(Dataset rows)
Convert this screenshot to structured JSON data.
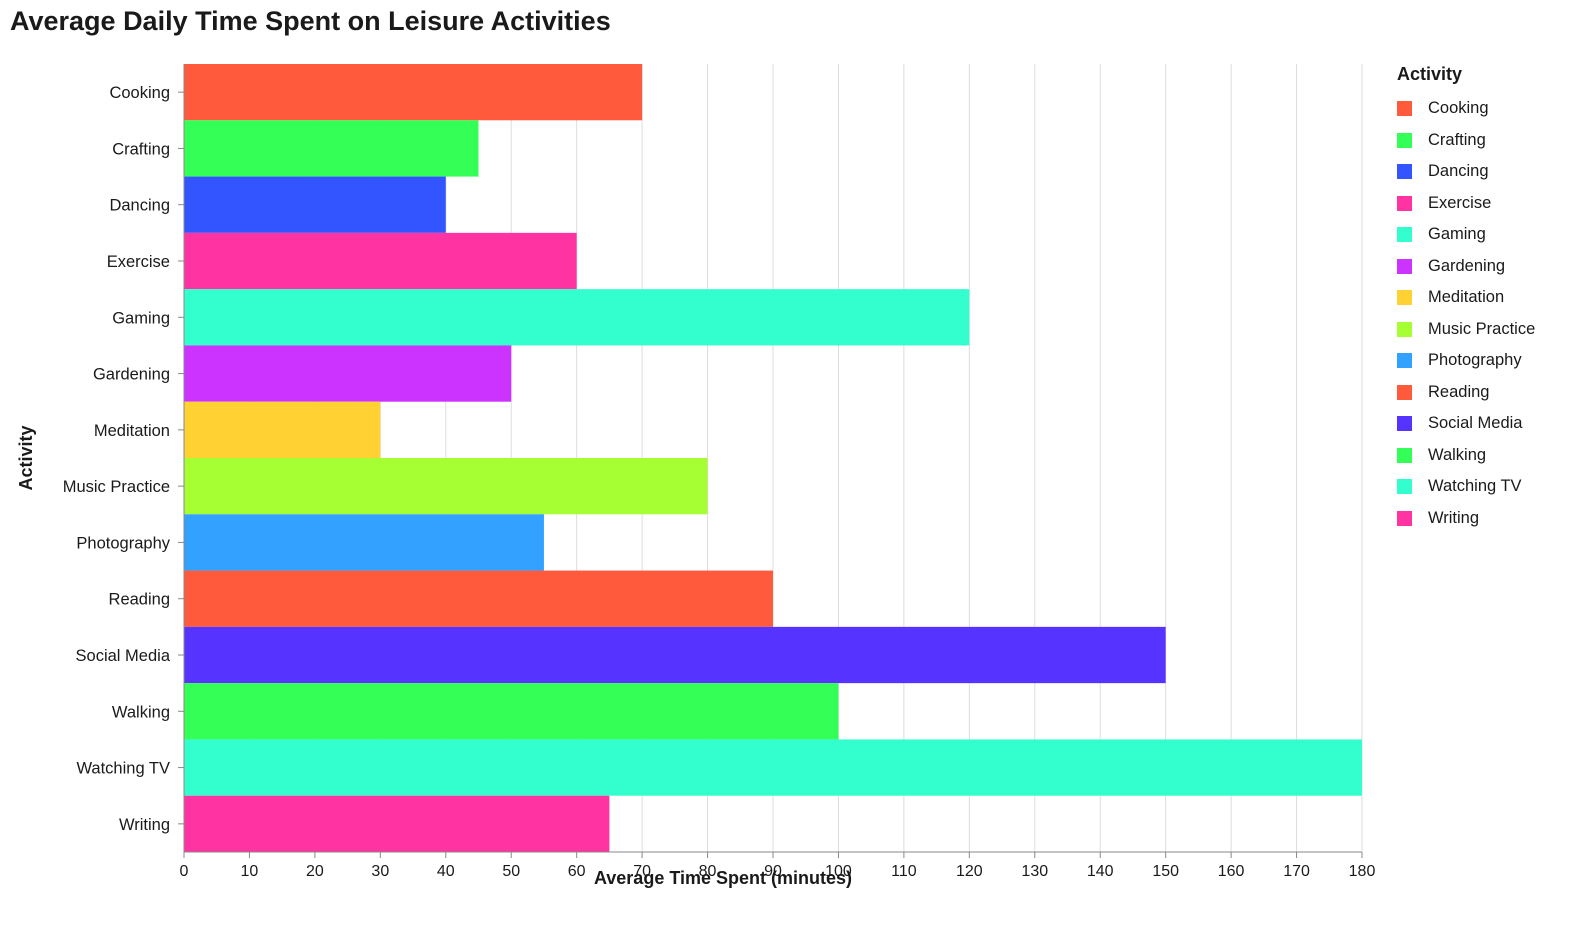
{
  "chart_data": {
    "type": "bar",
    "orientation": "horizontal",
    "title": "Average Daily Time Spent on Leisure Activities",
    "xlabel": "Average Time Spent (minutes)",
    "ylabel": "Activity",
    "xlim": [
      0,
      180
    ],
    "x_ticks": [
      0,
      10,
      20,
      30,
      40,
      50,
      60,
      70,
      80,
      90,
      100,
      110,
      120,
      130,
      140,
      150,
      160,
      170,
      180
    ],
    "grid": "vertical",
    "legend_title": "Activity",
    "legend_position": "right",
    "categories": [
      "Cooking",
      "Crafting",
      "Dancing",
      "Exercise",
      "Gaming",
      "Gardening",
      "Meditation",
      "Music Practice",
      "Photography",
      "Reading",
      "Social Media",
      "Walking",
      "Watching TV",
      "Writing"
    ],
    "values": [
      70,
      45,
      40,
      60,
      120,
      50,
      30,
      80,
      55,
      90,
      150,
      100,
      180,
      65
    ],
    "colors": [
      "#ff5a3c",
      "#33ff57",
      "#3355ff",
      "#ff33a1",
      "#33ffce",
      "#cc33ff",
      "#ffd133",
      "#a5ff33",
      "#33a1ff",
      "#ff5a3c",
      "#5733ff",
      "#33ff57",
      "#33ffce",
      "#ff33a1"
    ]
  }
}
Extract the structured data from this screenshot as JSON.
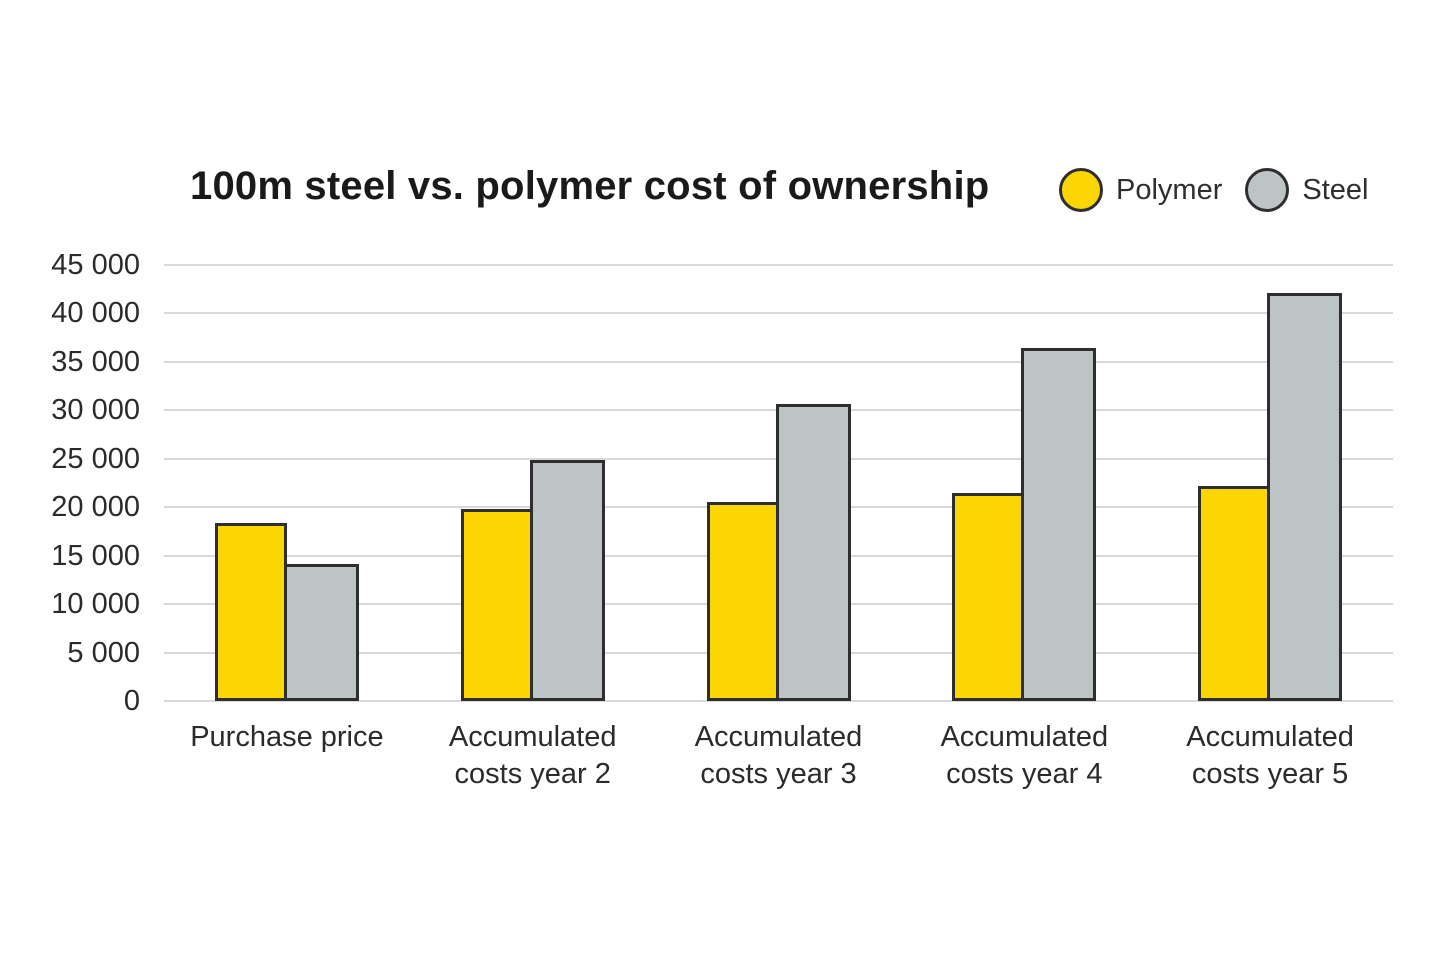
{
  "page": {
    "background": "#ffffff"
  },
  "chart_data": {
    "type": "bar",
    "title": "100m steel vs. polymer cost of ownership",
    "categories": [
      "Purchase price",
      "Accumulated costs year 2",
      "Accumulated costs year 3",
      "Accumulated costs year 4",
      "Accumulated costs year 5"
    ],
    "category_lines": [
      [
        "Purchase price"
      ],
      [
        "Accumulated",
        "costs year 2"
      ],
      [
        "Accumulated",
        "costs year 3"
      ],
      [
        "Accumulated",
        "costs year 4"
      ],
      [
        "Accumulated",
        "costs year 5"
      ]
    ],
    "series": [
      {
        "name": "Polymer",
        "color": "#fcd505",
        "values": [
          18400,
          19800,
          20500,
          21500,
          22200
        ]
      },
      {
        "name": "Steel",
        "color": "#bdc4c6",
        "values": [
          14100,
          24900,
          30700,
          36400,
          42100
        ]
      }
    ],
    "xlabel": "",
    "ylabel": "",
    "ylim": [
      0,
      45000
    ],
    "ytick_step": 5000,
    "yticks": [
      {
        "value": 45000,
        "label": "45 000"
      },
      {
        "value": 40000,
        "label": "40 000"
      },
      {
        "value": 35000,
        "label": "35 000"
      },
      {
        "value": 30000,
        "label": "30 000"
      },
      {
        "value": 25000,
        "label": "25 000"
      },
      {
        "value": 20000,
        "label": "20 000"
      },
      {
        "value": 15000,
        "label": "15 000"
      },
      {
        "value": 10000,
        "label": "10 000"
      },
      {
        "value": 5000,
        "label": "5 000"
      },
      {
        "value": 0,
        "label": "0"
      }
    ],
    "grid": true,
    "legend_position": "top-right",
    "bar_border_color": "#2e2e2e",
    "gridline_color": "#d9d9d9"
  }
}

Task: Reproduce every line precisely as given, omitting all pictures.

Task response:
Convert this screenshot to structured JSON data.
{
  "chart_data": {
    "type": "bar",
    "orientation": "horizontal",
    "title": "Average Daily Time Spent on Leisure Activities",
    "xlabel": "Average Time Spent (minutes)",
    "ylabel": "Activity",
    "xlim": [
      0,
      180
    ],
    "x_ticks": [
      0,
      10,
      20,
      30,
      40,
      50,
      60,
      70,
      80,
      90,
      100,
      110,
      120,
      130,
      140,
      150,
      160,
      170,
      180
    ],
    "grid": "vertical",
    "legend_title": "Activity",
    "legend_position": "right",
    "categories": [
      "Cooking",
      "Crafting",
      "Dancing",
      "Exercise",
      "Gaming",
      "Gardening",
      "Meditation",
      "Music Practice",
      "Photography",
      "Reading",
      "Social Media",
      "Walking",
      "Watching TV",
      "Writing"
    ],
    "values": [
      70,
      45,
      40,
      60,
      120,
      50,
      30,
      80,
      55,
      90,
      150,
      100,
      180,
      65
    ],
    "colors": [
      "#ff5a3c",
      "#33ff57",
      "#3355ff",
      "#ff33a1",
      "#33ffce",
      "#cc33ff",
      "#ffd133",
      "#a5ff33",
      "#33a1ff",
      "#ff5a3c",
      "#5733ff",
      "#33ff57",
      "#33ffce",
      "#ff33a1"
    ]
  }
}
Extract the structured data from this screenshot as JSON.
{
  "page": {
    "background": "#ffffff"
  },
  "chart_data": {
    "type": "bar",
    "title": "100m steel vs. polymer cost of ownership",
    "categories": [
      "Purchase price",
      "Accumulated costs year 2",
      "Accumulated costs year 3",
      "Accumulated costs year 4",
      "Accumulated costs year 5"
    ],
    "category_lines": [
      [
        "Purchase price"
      ],
      [
        "Accumulated",
        "costs year 2"
      ],
      [
        "Accumulated",
        "costs year 3"
      ],
      [
        "Accumulated",
        "costs year 4"
      ],
      [
        "Accumulated",
        "costs year 5"
      ]
    ],
    "series": [
      {
        "name": "Polymer",
        "color": "#fcd505",
        "values": [
          18400,
          19800,
          20500,
          21500,
          22200
        ]
      },
      {
        "name": "Steel",
        "color": "#bdc4c6",
        "values": [
          14100,
          24900,
          30700,
          36400,
          42100
        ]
      }
    ],
    "xlabel": "",
    "ylabel": "",
    "ylim": [
      0,
      45000
    ],
    "ytick_step": 5000,
    "yticks": [
      {
        "value": 45000,
        "label": "45 000"
      },
      {
        "value": 40000,
        "label": "40 000"
      },
      {
        "value": 35000,
        "label": "35 000"
      },
      {
        "value": 30000,
        "label": "30 000"
      },
      {
        "value": 25000,
        "label": "25 000"
      },
      {
        "value": 20000,
        "label": "20 000"
      },
      {
        "value": 15000,
        "label": "15 000"
      },
      {
        "value": 10000,
        "label": "10 000"
      },
      {
        "value": 5000,
        "label": "5 000"
      },
      {
        "value": 0,
        "label": "0"
      }
    ],
    "grid": true,
    "legend_position": "top-right",
    "bar_border_color": "#2e2e2e",
    "gridline_color": "#d9d9d9"
  }
}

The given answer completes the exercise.